Trecho selecionado:
%%

Mesmo com o projétil ainda dentro do corpo, o cachorro foi liberado e retornou para os cuidados da família. Nesta quarta-feira, 29, porém, o hospital teve conhecimento de que Scooby não estava conseguindo se alimentar e retomou os cuidados do animal, que agora se encontra em um abrigo municipal à espera de novos exames de ressonância que vão ajudar a localizar o projétil para realizar a cirurgia de retirada.
O motorista Hélio Fernando de Abreu da Silva, tutor do animal e morador de Olaria, comunidade que fica no Complexo da Penha, conta que os tiros começaram por volta das 7h, quando o Caveirão (veículo blindado da Polícia Militar), passou pela sua rua. Ele, a mulher e os filhos estavam no andar de baixo, mas o cachorro estava no terraço da residência.
“Foi quando eu escutei o choro do Scooby. Minha esposa e as crianças começaram a chorar já imaginando que ele tinha sido atingido, mas não tinha como subir para poder ver (como ele estava). Era muito tiro, minha casa foi alvejada várias vezes”, contou o motorista ao Estadão.
Depois de ver Scooby atingido, Hélio não pôde ajudar como gostaria. Ainda com a comunidade tomada pelo som de disparos, ele não se sentia seguro para levar o cachorro até o hospital veterinário. “Não tinha como sair. Era muito tiro”, lembra.
Só por volta das 18h, cerca de nove horas depois do início do tiroteio, Hélio conseguiu enrolar Scooby em um lençol e levá-lo, com a ajuda de um amigo adestrador, para o Hospital Veterinário São Francisco de Assis.
“Foi uma sensação muito ruim querer socorrer o Scooby e não poder, e ver todo o sofrimento dele. O grito que ele deu quando foi atingido não sai do meu pensamento”, disse Hélio. “Mas, Graças a Deus, ele foi muito bem atendido”.
De acordo com o secretário Luiz Ramos Filho, titular da pasta de Proteção e Defesa dos Animais, não é possível afirmar, ainda, se o cachorro terá sequelas. “Ele vai passar por um raio-x e vai depender da avaliação dos médicos veterinários para determinar a data da cirurgia”, disse.
Ele explicou que Scooby foi liberado mesmo com o projétil alojado no corpo porque o hospital veterinário tinha a responsabilidade de realizar o primeiro atendimento emergencial e estabilizar o quadro de saúde do cachorro.
“A gente faz esse primeiro atendimento, mas a sequência dos cuidados deve ser buscada pelos tutores”, diz. “Mas entramos em contato depois com a família, que nos contaram que ele não estava se alimentando. Por isso nós o buscamos de volta para realizar a cirurgia”.

%%

Entradas:
%%

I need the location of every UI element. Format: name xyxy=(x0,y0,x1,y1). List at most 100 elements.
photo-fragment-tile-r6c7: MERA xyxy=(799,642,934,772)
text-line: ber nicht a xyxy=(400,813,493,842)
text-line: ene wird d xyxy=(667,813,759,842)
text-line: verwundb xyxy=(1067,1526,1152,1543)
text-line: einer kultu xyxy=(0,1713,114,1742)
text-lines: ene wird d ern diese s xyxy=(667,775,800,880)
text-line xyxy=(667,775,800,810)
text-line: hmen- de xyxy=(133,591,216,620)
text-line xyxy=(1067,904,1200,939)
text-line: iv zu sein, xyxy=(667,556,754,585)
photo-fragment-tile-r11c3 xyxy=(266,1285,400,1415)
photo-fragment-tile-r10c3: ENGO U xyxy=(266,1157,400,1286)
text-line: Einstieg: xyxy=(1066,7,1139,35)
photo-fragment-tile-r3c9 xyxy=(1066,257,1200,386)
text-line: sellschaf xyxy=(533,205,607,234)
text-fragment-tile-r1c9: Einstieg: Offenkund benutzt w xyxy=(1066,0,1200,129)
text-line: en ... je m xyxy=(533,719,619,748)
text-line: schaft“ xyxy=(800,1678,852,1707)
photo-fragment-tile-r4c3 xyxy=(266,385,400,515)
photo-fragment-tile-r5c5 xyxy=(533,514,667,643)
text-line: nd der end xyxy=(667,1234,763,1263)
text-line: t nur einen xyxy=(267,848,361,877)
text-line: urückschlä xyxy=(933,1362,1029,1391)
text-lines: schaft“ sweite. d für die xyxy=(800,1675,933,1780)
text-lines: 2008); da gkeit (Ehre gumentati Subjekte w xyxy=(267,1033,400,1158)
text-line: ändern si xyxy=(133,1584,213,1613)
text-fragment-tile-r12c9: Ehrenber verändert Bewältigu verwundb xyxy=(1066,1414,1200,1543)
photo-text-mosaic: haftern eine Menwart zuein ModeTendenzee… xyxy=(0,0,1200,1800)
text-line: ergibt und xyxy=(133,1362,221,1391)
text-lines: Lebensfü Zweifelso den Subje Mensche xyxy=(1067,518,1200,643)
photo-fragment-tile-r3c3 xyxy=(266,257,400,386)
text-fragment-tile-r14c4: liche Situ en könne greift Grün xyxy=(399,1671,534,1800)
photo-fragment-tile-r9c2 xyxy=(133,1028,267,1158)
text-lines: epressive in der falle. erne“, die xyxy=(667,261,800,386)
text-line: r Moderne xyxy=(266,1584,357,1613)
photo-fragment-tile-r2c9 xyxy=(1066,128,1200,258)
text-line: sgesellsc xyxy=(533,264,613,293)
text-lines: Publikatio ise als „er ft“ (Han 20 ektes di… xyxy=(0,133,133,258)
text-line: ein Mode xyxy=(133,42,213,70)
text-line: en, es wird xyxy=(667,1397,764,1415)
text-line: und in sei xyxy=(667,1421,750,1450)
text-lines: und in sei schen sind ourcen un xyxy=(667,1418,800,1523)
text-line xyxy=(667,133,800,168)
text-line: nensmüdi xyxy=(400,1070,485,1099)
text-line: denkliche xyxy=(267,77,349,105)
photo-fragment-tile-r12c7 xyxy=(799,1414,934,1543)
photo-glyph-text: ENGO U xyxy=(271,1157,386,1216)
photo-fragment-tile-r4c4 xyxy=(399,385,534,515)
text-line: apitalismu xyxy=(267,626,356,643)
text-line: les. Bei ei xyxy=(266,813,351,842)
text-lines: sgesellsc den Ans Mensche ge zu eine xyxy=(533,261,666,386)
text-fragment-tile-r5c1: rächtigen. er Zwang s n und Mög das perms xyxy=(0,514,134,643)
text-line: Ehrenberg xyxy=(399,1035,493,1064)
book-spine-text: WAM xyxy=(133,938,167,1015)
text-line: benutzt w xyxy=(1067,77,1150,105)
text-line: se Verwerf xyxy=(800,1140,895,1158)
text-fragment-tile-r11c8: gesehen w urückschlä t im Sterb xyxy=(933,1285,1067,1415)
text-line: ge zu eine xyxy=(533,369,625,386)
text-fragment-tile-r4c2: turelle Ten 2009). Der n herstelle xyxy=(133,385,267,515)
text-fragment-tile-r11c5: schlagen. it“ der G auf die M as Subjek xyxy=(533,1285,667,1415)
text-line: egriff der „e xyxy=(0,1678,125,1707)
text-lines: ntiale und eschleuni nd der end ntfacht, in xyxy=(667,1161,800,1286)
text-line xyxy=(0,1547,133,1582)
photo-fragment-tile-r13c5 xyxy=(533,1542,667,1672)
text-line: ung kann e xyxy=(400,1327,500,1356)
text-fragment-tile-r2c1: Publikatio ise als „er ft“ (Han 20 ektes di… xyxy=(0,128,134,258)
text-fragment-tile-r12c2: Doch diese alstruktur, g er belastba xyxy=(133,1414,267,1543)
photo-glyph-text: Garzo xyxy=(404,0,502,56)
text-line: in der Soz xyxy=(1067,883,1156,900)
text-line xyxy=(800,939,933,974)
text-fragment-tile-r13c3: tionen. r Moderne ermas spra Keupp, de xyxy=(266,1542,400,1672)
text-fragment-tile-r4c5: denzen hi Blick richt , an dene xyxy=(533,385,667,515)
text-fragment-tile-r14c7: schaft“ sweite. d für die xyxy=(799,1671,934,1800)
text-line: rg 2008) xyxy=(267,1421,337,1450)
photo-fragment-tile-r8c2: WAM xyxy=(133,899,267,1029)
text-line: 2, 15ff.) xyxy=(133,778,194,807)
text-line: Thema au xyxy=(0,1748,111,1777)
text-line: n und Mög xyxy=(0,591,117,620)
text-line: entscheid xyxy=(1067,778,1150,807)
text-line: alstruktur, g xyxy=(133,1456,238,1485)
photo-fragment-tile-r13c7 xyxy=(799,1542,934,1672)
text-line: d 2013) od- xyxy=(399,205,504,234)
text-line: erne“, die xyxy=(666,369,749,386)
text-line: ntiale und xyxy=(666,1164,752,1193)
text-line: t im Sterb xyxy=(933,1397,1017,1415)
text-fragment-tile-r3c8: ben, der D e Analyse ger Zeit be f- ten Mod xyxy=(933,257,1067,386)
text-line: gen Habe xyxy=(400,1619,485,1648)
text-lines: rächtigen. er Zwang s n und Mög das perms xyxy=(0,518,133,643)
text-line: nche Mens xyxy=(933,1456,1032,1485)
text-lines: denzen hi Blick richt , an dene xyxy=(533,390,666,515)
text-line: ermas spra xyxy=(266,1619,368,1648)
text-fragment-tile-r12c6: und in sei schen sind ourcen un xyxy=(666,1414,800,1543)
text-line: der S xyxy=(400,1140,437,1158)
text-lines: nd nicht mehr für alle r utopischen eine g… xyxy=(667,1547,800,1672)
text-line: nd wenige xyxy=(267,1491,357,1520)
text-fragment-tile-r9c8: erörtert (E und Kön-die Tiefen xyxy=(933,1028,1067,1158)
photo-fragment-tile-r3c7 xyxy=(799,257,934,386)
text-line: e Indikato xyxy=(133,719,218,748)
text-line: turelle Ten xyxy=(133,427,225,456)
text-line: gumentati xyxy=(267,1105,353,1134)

%%

Tarefa A: Repita o trecho sobre o cachorro Scooby entre “O motorista Hélio” e “terraço da residência.”, inclusive.
Tarefa B:
Responda às perguntas abaixo com base no trecho sobre o cachorro Scooby.
(i) Por volta de que horas os tiros começaram, segundo Hélio?
(ii) Em que parte da casa estava o cachorro quando houve os disparos?
(iii) Para qual hospital Scooby foi levado?
Tarefa C: Continue o trecho sobre o cachorro Scooby a partir do ponto em que ele termina.

Resposta A:
O motorista Hélio Fernando de Abreu da Silva, tutor do animal e morador de Olaria, comunidade que fica no Complexo da Penha, conta que os tiros começaram por volta das 7h, quando o Caveirão (veículo blindado da Polícia Militar), passou pela sua rua. Ele, a mulher e os filhos estavam no andar de baixo, mas o cachorro estava no terraço da residência.

Resposta B:
(i) Por volta das 7h.
(ii) No terraço da residência.
(iii) Para o Hospital Veterinário São Francisco de Assis.

Resposta C:
De acordo com o secretário, este foi o único animal atendido pela prefeitura do Rio durante ou após as operações, mas ele não descarta outros casos que possam não ter chegado ao conhecimento da pasta.
O Scooby foi o segundo animal baleado este mês atendido pelas equipes municipais, e o sétimo se somar com as ocorrências de setembro.
Ramos explica que animais baleados são comuns nas comunidades tomadas pelas organizações criminosas e que há até cachorros jurados de morte. “É normal o criminoso se esconder em alguma casa e o cachorro, ao ficar latindo para ele, tomar um tiro”, diz.
Batizada de Contenção, a operação policial da terça-feira contou com 2,5 mil agentes e causou a morte de ao menos 121 pessoas, além da prisão de outras 113, conforme dados divulgados pelo governo fluminense. Já a Defensoria do Rio afirma que o total de óbitos foi de 132.
Na terça, o governo divulgou que 64 pessoas tinham morrido na operação, sendo quatro policiais – o dado foi corrigido para 58 posteriormente. Nesta quarta, porém, dezenas de corpos foram localizados em uma região de mata e levados para Praça São Lucas, no complexo da Penha, durante a madrugada e o início da manhã. Segundo moradores, alguns dos corpos estavam amarrados e apresentavam marcas de faca.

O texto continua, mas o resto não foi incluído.